** TASK PROMPT **
Please return the entries between the lines containing "social-icons <box>219 959 357 988</box>" and "value-label: 13,6% <box>193 374 209 421</box>", inclusive, as a JSON list of strings with one string per line and no blank lines.

** STORED ROWS **

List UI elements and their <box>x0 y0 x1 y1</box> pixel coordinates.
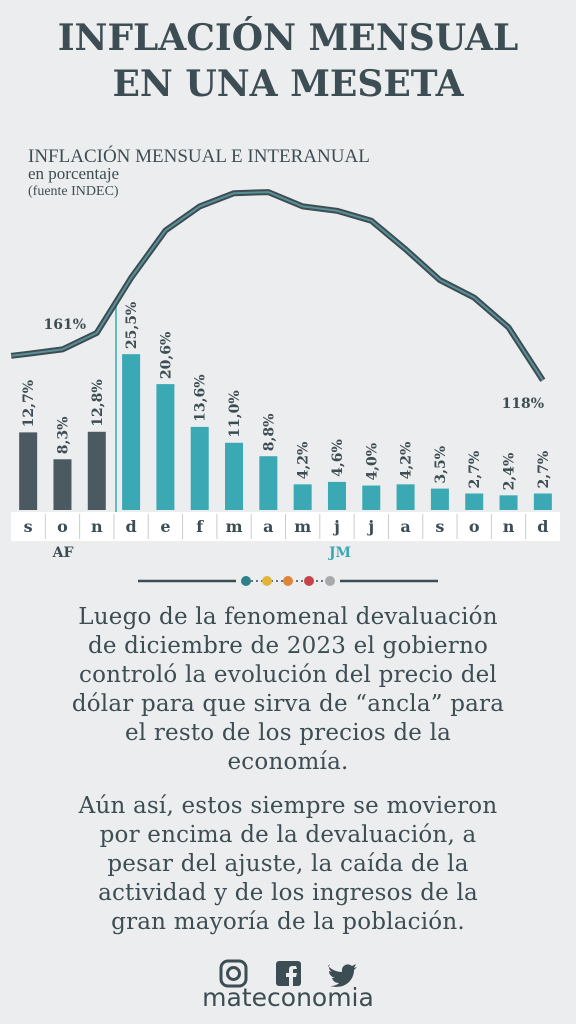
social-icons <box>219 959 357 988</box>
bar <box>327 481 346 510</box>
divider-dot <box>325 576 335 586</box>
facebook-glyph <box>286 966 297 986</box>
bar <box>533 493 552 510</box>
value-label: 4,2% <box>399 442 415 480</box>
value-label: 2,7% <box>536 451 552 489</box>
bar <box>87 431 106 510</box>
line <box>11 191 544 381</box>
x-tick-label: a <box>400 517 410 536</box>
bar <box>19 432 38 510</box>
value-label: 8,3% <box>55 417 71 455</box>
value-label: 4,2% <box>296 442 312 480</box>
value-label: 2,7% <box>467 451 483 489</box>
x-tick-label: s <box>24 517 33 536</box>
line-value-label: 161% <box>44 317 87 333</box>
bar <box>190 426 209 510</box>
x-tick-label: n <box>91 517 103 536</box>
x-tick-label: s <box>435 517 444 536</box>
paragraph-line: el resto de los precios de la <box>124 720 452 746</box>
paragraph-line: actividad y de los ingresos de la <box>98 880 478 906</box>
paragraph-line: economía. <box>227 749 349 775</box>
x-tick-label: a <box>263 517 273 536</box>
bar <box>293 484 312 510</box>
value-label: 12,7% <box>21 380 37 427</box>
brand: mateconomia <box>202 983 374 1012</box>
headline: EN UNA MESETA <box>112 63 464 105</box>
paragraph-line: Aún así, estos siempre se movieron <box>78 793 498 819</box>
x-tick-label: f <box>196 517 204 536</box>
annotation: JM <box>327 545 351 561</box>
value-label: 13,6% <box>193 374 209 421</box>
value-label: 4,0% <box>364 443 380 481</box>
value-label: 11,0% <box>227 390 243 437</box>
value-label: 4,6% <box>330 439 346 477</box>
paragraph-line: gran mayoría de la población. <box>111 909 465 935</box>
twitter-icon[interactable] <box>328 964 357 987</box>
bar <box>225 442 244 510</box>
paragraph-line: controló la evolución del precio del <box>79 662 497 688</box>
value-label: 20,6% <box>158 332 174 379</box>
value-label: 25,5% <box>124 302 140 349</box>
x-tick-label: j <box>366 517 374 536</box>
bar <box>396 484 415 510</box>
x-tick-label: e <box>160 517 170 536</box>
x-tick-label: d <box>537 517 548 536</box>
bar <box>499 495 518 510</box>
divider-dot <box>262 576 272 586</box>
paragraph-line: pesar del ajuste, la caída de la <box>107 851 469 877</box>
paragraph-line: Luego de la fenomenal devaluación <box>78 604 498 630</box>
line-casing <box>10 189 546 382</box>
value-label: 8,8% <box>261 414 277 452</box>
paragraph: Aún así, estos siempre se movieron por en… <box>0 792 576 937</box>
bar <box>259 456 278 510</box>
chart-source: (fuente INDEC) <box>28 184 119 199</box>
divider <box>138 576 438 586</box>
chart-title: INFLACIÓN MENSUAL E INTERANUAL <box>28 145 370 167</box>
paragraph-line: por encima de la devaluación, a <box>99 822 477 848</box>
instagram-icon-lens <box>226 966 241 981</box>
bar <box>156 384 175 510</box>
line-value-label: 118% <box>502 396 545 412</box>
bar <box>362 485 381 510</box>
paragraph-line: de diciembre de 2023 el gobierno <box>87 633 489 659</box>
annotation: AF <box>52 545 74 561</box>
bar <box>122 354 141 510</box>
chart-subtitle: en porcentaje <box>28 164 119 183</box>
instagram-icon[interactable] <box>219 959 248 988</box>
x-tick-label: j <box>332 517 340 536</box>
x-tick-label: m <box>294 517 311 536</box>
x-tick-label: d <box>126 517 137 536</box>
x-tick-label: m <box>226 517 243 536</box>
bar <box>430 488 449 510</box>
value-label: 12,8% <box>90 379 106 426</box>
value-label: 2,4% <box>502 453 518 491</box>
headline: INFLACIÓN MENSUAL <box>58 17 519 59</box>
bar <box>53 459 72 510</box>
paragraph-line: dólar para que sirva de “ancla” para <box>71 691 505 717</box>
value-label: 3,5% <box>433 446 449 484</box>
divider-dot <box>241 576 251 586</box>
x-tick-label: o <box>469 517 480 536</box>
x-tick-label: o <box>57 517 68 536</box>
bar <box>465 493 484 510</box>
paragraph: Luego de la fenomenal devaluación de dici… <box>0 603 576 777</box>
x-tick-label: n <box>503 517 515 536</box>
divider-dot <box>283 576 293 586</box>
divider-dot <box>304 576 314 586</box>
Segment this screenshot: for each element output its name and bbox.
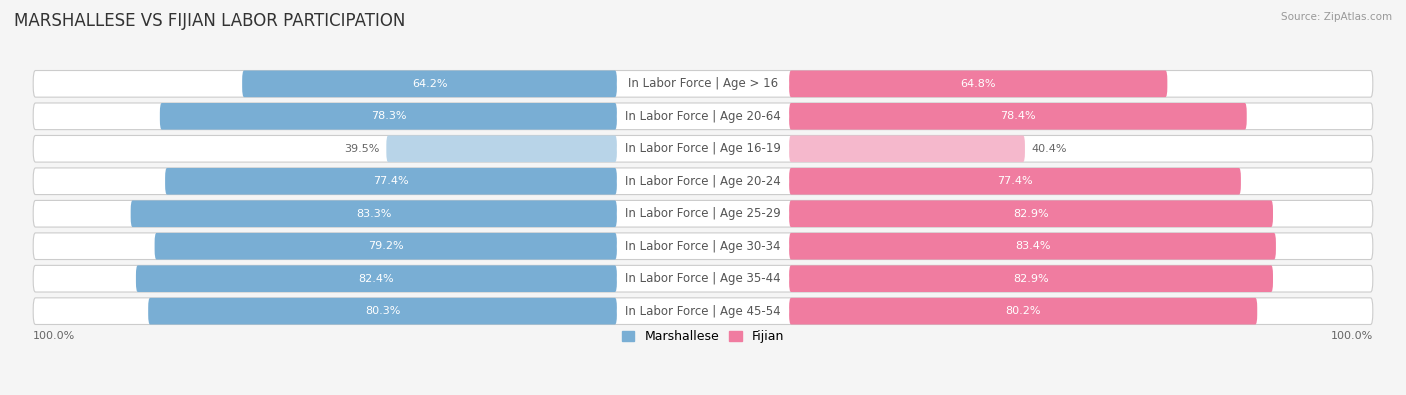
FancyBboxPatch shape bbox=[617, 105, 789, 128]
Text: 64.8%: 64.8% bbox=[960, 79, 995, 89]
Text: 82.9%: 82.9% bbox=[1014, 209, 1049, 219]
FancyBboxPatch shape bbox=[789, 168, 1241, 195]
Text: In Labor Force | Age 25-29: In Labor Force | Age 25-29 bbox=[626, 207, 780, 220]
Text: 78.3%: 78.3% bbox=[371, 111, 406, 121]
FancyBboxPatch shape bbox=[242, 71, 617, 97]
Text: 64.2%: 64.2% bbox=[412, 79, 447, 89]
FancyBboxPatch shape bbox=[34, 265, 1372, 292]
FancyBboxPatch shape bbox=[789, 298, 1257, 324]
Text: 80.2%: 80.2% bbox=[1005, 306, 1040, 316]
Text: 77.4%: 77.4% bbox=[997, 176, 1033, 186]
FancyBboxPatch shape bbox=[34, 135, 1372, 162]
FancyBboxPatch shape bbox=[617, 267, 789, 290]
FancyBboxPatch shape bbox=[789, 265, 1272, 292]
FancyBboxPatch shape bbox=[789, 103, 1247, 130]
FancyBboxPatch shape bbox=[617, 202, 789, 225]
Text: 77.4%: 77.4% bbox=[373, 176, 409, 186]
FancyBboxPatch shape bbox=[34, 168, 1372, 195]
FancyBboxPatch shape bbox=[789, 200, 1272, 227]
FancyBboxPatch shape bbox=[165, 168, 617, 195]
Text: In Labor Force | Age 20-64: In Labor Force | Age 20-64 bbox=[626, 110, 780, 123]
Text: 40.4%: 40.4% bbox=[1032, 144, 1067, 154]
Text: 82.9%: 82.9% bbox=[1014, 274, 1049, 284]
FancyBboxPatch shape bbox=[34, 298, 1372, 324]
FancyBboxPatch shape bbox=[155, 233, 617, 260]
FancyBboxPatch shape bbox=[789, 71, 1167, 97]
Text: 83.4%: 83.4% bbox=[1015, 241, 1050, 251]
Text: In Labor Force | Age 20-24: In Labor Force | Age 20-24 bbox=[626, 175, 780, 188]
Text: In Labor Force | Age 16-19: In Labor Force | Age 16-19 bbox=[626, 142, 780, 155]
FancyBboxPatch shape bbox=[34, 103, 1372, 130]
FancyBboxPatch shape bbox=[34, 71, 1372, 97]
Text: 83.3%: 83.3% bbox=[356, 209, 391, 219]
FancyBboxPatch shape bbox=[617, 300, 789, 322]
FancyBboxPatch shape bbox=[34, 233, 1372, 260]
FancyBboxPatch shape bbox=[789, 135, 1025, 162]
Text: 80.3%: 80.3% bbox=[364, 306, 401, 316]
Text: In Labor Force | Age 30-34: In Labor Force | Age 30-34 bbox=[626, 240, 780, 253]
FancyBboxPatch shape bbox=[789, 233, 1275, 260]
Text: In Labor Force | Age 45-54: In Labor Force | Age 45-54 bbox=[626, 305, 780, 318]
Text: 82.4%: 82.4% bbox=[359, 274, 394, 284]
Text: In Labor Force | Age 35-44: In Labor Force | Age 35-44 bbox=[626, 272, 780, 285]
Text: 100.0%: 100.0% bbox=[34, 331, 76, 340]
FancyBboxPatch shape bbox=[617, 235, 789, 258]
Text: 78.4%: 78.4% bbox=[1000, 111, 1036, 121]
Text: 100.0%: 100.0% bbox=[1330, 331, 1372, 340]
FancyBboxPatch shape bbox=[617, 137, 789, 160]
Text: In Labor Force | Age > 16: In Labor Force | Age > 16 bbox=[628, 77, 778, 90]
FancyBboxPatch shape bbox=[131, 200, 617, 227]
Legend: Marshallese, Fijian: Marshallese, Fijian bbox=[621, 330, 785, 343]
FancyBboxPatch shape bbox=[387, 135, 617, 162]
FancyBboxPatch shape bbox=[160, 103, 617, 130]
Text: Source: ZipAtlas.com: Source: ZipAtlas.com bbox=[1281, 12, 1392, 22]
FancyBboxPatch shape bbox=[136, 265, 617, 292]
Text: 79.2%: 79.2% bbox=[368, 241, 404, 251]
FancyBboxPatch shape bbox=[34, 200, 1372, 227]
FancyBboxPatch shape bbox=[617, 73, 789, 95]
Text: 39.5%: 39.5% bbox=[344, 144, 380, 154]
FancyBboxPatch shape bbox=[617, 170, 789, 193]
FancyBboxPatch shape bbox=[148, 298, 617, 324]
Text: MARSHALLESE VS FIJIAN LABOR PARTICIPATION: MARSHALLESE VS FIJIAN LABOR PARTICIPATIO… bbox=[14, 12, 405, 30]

** THE COMPLETED TASK **
[
  "social-icons <box>219 959 357 988</box>",
  "bar <box>327 481 346 510</box>",
  "divider-dot <box>325 576 335 586</box>",
  "facebook-glyph <box>286 966 297 986</box>",
  "bar <box>533 493 552 510</box>",
  "value-label: 4,2% <box>399 442 415 480</box>",
  "value-label: 2,7% <box>536 451 552 489</box>",
  "bar <box>87 431 106 510</box>",
  "line <box>11 191 544 381</box>",
  "x-tick-label: a <box>400 517 410 536</box>",
  "bar <box>19 432 38 510</box>",
  "value-label: 8,3% <box>55 417 71 455</box>",
  "value-label: 4,2% <box>296 442 312 480</box>",
  "value-label: 2,7% <box>467 451 483 489</box>",
  "x-tick-label: s <box>24 517 33 536</box>",
  "line-value-label: 161% <box>44 317 87 333</box>",
  "bar <box>190 426 209 510</box>",
  "x-tick-label: n <box>91 517 103 536</box>",
  "x-tick-label: s <box>435 517 444 536</box>",
  "paragraph-line: el resto de los precios de la <box>124 720 452 746</box>",
  "paragraph-line: actividad y de los ingresos de la <box>98 880 478 906</box>",
  "paragraph-line: economía. <box>227 749 349 775</box>",
  "x-tick-label: a <box>263 517 273 536</box>",
  "bar <box>293 484 312 510</box>",
  "value-label: 12,7% <box>21 380 37 427</box>",
  "brand: mateconomia <box>202 983 374 1012</box>",
  "headline: EN UNA MESETA <box>112 63 464 105</box>",
  "paragraph-line: Aún así, estos siempre se movieron <box>78 793 498 819</box>",
  "x-tick-label: f <box>196 517 204 536</box>",
  "annotation: JM <box>327 545 351 561</box>",
  "value-label: 13,6% <box>193 374 209 421</box>"
]